### Aim of the task
Give all of the lines again exactly as they read.

────────

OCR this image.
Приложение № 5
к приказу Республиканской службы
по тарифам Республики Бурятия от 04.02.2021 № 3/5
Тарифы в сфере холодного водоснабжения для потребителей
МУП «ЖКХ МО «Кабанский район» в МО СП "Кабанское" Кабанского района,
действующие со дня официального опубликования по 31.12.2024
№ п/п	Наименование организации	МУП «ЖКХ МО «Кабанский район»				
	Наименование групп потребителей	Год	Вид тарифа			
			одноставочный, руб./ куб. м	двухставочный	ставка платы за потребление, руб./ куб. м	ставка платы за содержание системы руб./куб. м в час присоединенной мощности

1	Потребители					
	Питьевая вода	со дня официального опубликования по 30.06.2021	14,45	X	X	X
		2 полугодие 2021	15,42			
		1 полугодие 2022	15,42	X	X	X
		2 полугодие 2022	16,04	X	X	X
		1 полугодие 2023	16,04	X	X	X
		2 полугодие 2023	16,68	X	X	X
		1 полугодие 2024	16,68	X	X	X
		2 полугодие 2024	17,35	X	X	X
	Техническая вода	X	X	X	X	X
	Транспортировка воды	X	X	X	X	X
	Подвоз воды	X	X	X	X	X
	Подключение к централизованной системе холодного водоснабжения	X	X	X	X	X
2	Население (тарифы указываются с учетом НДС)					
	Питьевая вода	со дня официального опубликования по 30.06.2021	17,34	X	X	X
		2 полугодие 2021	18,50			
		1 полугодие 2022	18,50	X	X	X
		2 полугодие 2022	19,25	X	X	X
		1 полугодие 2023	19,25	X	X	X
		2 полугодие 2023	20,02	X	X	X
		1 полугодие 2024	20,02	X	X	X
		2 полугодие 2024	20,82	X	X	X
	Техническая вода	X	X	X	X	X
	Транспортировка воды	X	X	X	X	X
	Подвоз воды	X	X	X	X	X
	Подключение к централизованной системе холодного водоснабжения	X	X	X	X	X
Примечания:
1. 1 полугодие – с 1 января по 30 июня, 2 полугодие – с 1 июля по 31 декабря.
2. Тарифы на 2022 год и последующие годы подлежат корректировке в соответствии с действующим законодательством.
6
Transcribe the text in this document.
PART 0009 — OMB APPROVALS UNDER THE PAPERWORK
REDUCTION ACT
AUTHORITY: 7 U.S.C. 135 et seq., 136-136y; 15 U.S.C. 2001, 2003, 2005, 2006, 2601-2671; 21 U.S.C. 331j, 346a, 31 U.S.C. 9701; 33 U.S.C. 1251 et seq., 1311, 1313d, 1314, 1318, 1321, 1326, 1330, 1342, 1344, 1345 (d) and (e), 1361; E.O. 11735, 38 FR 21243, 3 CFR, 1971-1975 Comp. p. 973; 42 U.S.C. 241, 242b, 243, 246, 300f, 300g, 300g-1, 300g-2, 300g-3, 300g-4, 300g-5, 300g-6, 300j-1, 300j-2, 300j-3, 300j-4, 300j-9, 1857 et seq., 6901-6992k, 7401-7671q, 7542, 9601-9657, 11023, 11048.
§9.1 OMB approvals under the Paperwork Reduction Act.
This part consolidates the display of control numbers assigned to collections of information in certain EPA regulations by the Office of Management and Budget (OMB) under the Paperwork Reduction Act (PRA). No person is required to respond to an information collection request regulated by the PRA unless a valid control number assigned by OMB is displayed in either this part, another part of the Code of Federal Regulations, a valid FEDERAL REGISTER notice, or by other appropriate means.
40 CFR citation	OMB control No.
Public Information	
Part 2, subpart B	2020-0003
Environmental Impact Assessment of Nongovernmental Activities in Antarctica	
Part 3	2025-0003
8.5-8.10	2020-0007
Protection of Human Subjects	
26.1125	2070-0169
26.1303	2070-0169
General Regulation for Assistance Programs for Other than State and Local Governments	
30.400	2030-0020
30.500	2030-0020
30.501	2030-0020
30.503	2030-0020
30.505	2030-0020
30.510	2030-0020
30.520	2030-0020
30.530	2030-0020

────────

### Task solution
OCR this image.
Приложение № 5
к приказу Республиканской службы
по тарифам Республики Бурятия от 04.02.2021 № 3/5
Тарифы в сфере холодного водоснабжения для потребителей
МУП «ЖКХ МО «Кабанский район» в МО СП "Кабанское" Кабанского района,
действующие со дня официального опубликования по 31.12.2024
№ п/п	Наименование организации	МУП «ЖКХ МО «Кабанский район»				
	Наименование групп потребителей	Год	Вид тарифа			
			одноставочный, руб./ куб. м	двухставочный	ставка платы за потребление, руб./ куб. м	ставка платы за содержание системы руб./куб. м в час присоединенной мощности

1	Потребители					
	Питьевая вода	со дня официального опубликования по 30.06.2021	14,45	X	X	X
		2 полугодие 2021	15,42			
		1 полугодие 2022	15,42	X	X	X
		2 полугодие 2022	16,04	X	X	X
		1 полугодие 2023	16,04	X	X	X
		2 полугодие 2023	16,68	X	X	X
		1 полугодие 2024	16,68	X	X	X
		2 полугодие 2024	17,35	X	X	X
	Техническая вода	X	X	X	X	X
	Транспортировка воды	X	X	X	X	X
	Подвоз воды	X	X	X	X	X
	Подключение к централизованной системе холодного водоснабжения	X	X	X	X	X
2	Население (тарифы указываются с учетом НДС)					
	Питьевая вода	со дня официального опубликования по 30.06.2021	17,34	X	X	X
		2 полугодие 2021	18,50			
		1 полугодие 2022	18,50	X	X	X
		2 полугодие 2022	19,25	X	X	X
		1 полугодие 2023	19,25	X	X	X
		2 полугодие 2023	20,02	X	X	X
		1 полугодие 2024	20,02	X	X	X
		2 полугодие 2024	20,82	X	X	X
	Техническая вода	X	X	X	X	X
	Транспортировка воды	X	X	X	X	X
	Подвоз воды	X	X	X	X	X
	Подключение к централизованной системе холодного водоснабжения	X	X	X	X	X
Примечания:
1. 1 полугодие – с 1 января по 30 июня, 2 полугодие – с 1 июля по 31 декабря.
2. Тарифы на 2022 год и последующие годы подлежат корректировке в соответствии с действующим законодательством.
6
Transcribe the text in this document.
PART 0009 — OMB APPROVALS UNDER THE PAPERWORK
REDUCTION ACT
AUTHORITY: 7 U.S.C. 135 et seq., 136-136y; 15 U.S.C. 2001, 2003, 2005, 2006, 2601-2671; 21 U.S.C. 331j, 346a, 31 U.S.C. 9701; 33 U.S.C. 1251 et seq., 1311, 1313d, 1314, 1318, 1321, 1326, 1330, 1342, 1344, 1345 (d) and (e), 1361; E.O. 11735, 38 FR 21243, 3 CFR, 1971-1975 Comp. p. 973; 42 U.S.C. 241, 242b, 243, 246, 300f, 300g, 300g-1, 300g-2, 300g-3, 300g-4, 300g-5, 300g-6, 300j-1, 300j-2, 300j-3, 300j-4, 300j-9, 1857 et seq., 6901-6992k, 7401-7671q, 7542, 9601-9657, 11023, 11048.
§9.1 OMB approvals under the Paperwork Reduction Act.
This part consolidates the display of control numbers assigned to collections of information in certain EPA regulations by the Office of Management and Budget (OMB) under the Paperwork Reduction Act (PRA). No person is required to respond to an information collection request regulated by the PRA unless a valid control number assigned by OMB is displayed in either this part, another part of the Code of Federal Regulations, a valid FEDERAL REGISTER notice, or by other appropriate means.
40 CFR citation	OMB control No.
Public Information	
Part 2, subpart B	2020-0003
Environmental Impact Assessment of Nongovernmental Activities in Antarctica	
Part 3	2025-0003
8.5-8.10	2020-0007
Protection of Human Subjects	
26.1125	2070-0169
26.1303	2070-0169
General Regulation for Assistance Programs for Other than State and Local Governments	
30.400	2030-0020
30.500	2030-0020
30.501	2030-0020
30.503	2030-0020
30.505	2030-0020
30.510	2030-0020
30.520	2030-0020
30.530	2030-0020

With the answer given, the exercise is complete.